EXERCISE ▸
Report how many lines below contain the word "thành". Give only the number.

Extracted data entries ▸
+===+

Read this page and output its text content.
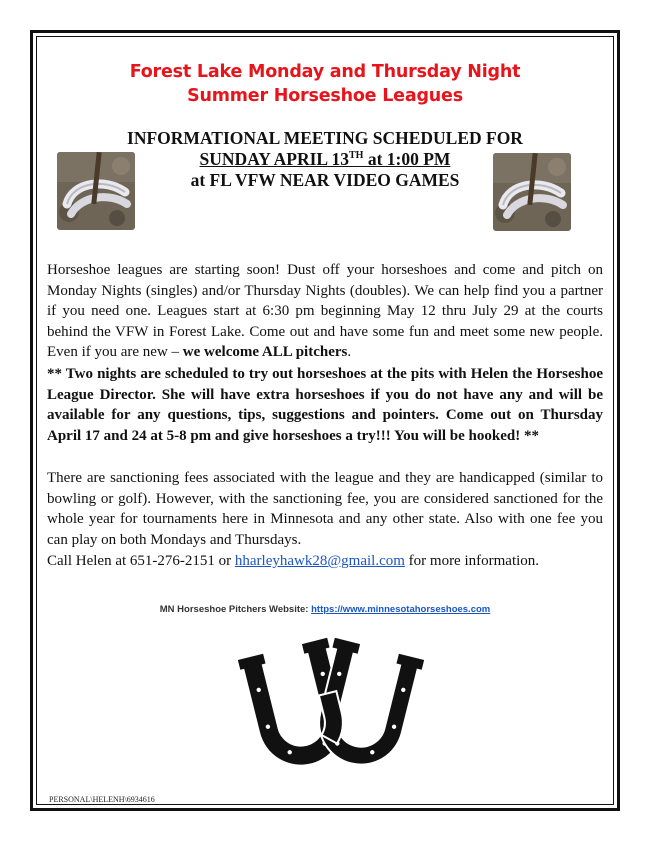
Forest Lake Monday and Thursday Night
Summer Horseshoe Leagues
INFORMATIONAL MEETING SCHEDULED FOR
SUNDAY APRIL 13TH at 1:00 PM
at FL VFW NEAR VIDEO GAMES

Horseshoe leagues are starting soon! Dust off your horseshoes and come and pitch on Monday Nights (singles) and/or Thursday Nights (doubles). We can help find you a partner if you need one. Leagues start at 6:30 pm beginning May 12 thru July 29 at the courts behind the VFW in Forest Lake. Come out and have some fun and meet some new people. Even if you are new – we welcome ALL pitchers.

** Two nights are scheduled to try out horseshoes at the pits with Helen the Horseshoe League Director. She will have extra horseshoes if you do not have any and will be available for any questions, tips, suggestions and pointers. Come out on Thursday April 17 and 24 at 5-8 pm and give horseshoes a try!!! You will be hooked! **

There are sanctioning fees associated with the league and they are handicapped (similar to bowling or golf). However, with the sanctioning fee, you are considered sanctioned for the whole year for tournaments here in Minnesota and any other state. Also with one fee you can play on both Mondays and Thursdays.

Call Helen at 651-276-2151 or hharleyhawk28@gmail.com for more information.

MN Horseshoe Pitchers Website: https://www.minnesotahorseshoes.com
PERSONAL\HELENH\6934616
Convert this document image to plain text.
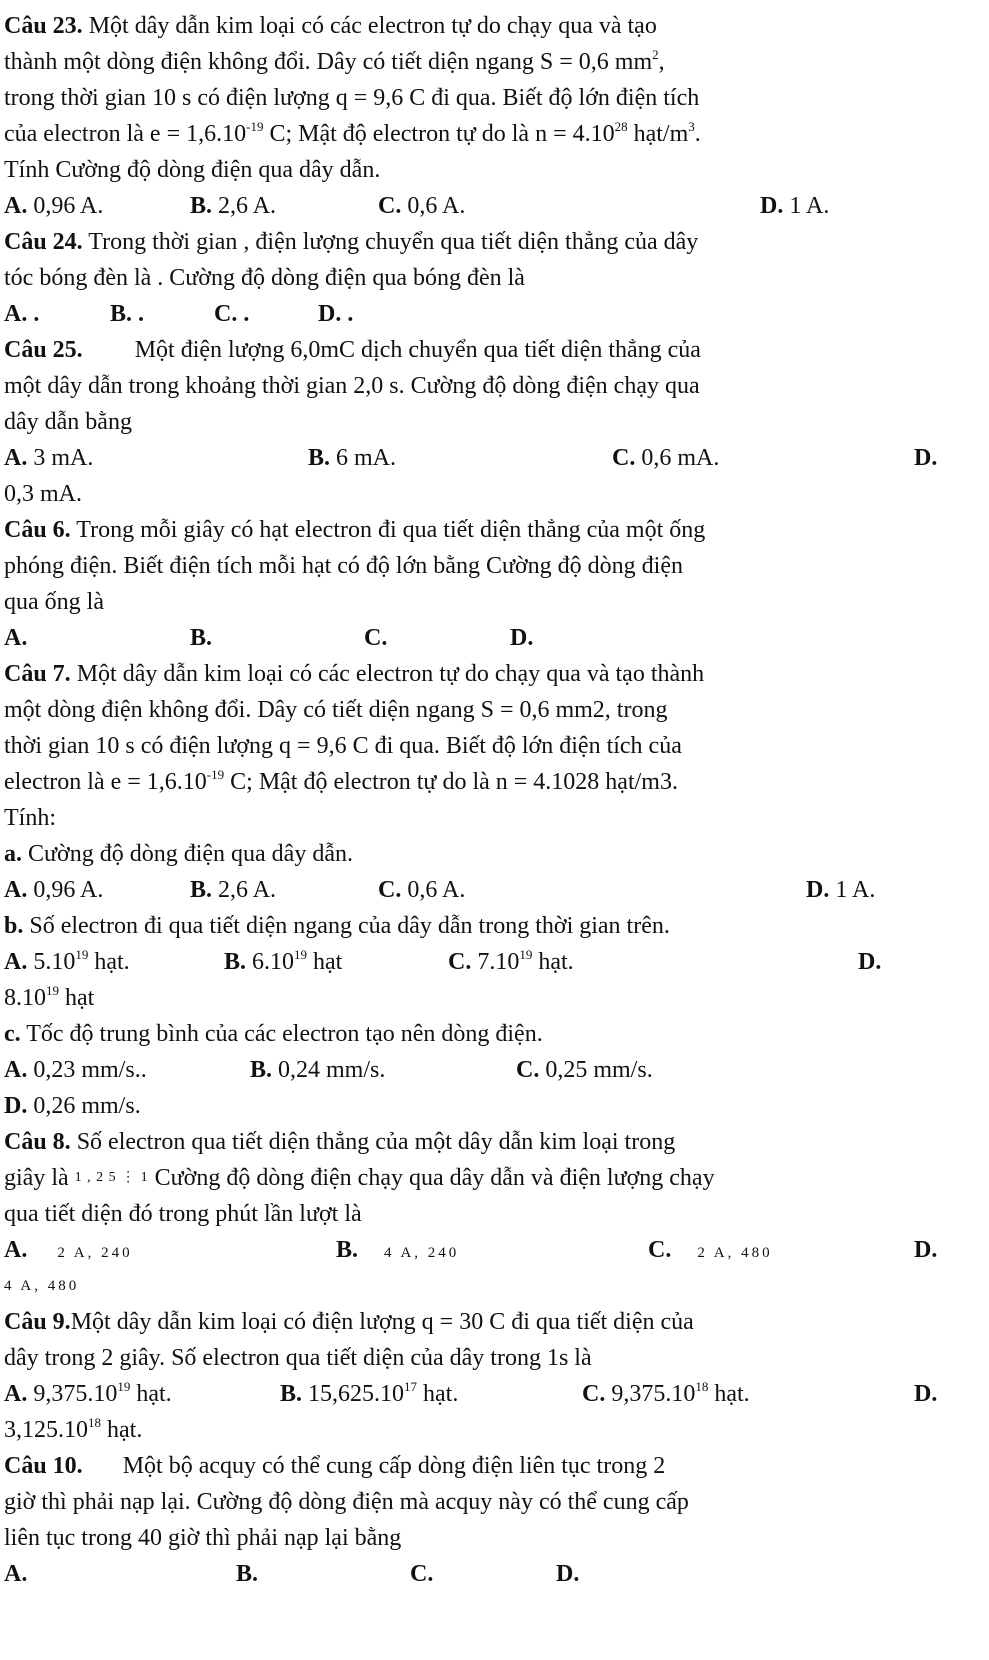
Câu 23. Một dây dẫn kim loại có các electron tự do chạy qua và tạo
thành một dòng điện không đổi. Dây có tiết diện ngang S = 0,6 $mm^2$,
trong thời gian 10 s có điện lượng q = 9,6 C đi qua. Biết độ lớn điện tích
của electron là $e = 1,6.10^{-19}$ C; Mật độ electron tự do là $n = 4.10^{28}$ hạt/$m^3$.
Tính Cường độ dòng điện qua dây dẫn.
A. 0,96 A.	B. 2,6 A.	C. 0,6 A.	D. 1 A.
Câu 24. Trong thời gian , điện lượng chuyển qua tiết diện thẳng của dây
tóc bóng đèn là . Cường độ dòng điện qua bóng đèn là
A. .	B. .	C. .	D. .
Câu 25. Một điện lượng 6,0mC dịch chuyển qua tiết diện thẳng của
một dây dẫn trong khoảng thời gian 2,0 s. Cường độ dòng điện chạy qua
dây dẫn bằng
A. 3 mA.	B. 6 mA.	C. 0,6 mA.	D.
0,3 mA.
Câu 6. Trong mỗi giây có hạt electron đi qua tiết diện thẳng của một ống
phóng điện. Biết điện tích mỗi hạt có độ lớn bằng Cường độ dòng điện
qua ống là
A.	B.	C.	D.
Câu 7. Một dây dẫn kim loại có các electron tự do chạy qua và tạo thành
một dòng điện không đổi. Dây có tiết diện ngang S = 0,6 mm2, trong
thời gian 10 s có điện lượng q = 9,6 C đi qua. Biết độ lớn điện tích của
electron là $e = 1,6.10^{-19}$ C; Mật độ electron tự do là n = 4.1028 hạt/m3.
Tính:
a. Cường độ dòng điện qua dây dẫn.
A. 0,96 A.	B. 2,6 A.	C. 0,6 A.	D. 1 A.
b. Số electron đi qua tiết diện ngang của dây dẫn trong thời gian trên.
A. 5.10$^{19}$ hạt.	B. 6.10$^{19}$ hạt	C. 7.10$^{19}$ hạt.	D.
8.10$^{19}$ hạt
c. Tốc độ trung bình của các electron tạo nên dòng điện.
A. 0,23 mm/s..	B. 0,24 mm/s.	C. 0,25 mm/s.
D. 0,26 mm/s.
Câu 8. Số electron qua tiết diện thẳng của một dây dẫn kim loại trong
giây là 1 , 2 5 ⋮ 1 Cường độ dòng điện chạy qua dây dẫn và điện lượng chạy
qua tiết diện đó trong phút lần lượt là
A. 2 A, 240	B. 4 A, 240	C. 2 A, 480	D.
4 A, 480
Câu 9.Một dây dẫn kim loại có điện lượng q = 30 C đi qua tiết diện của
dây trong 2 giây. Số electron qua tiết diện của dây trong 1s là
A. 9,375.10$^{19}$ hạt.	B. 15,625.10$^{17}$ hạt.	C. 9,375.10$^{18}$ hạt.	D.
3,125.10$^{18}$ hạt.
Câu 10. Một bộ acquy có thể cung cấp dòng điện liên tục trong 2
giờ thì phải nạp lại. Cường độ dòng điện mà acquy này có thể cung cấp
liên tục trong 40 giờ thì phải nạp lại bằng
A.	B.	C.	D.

+===+

CORRECT RESULT ▸
2